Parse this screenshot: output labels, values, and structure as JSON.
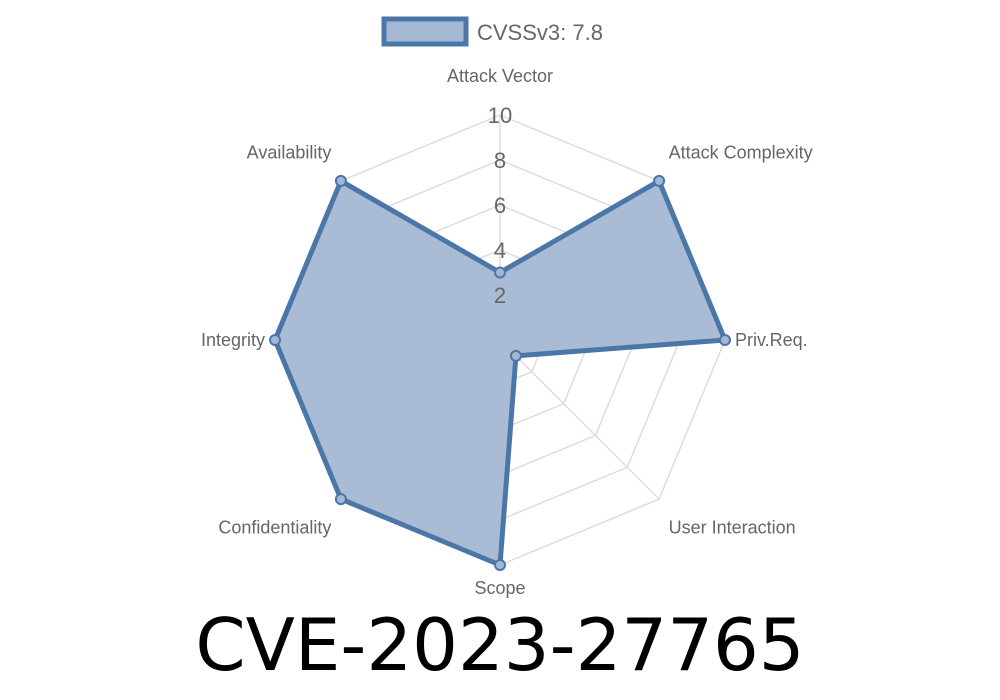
{
  "chart_data": {
    "type": "radar",
    "legend": {
      "label": "CVSSv3: 7.8",
      "position": "top"
    },
    "axes": [
      "Attack Vector",
      "Attack Complexity",
      "Priv.Req.",
      "User Interaction",
      "Scope",
      "Confidentiality",
      "Integrity",
      "Availability"
    ],
    "series": [
      {
        "name": "CVSSv3: 7.8",
        "values": [
          3,
          10,
          10,
          1,
          10,
          10,
          10,
          10
        ]
      }
    ],
    "rlim": [
      0,
      10
    ],
    "ticks": [
      "2",
      "4",
      "6",
      "8",
      "10"
    ],
    "colors": {
      "fill": "#a5b8d3",
      "stroke": "#4a77a8",
      "grid": "#dddddd"
    }
  },
  "title": "CVE-2023-27765"
}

* **Work to be completed**
Each entry shown above must be quoted exactly, with its pictures left out.

* **Correct output**
Parse this screenshot: output labels, values, and structure as JSON.
{
  "chart_data": {
    "type": "radar",
    "legend": {
      "label": "CVSSv3: 7.8",
      "position": "top"
    },
    "axes": [
      "Attack Vector",
      "Attack Complexity",
      "Priv.Req.",
      "User Interaction",
      "Scope",
      "Confidentiality",
      "Integrity",
      "Availability"
    ],
    "series": [
      {
        "name": "CVSSv3: 7.8",
        "values": [
          3,
          10,
          10,
          1,
          10,
          10,
          10,
          10
        ]
      }
    ],
    "rlim": [
      0,
      10
    ],
    "ticks": [
      "2",
      "4",
      "6",
      "8",
      "10"
    ],
    "colors": {
      "fill": "#a5b8d3",
      "stroke": "#4a77a8",
      "grid": "#dddddd"
    }
  },
  "title": "CVE-2023-27765"
}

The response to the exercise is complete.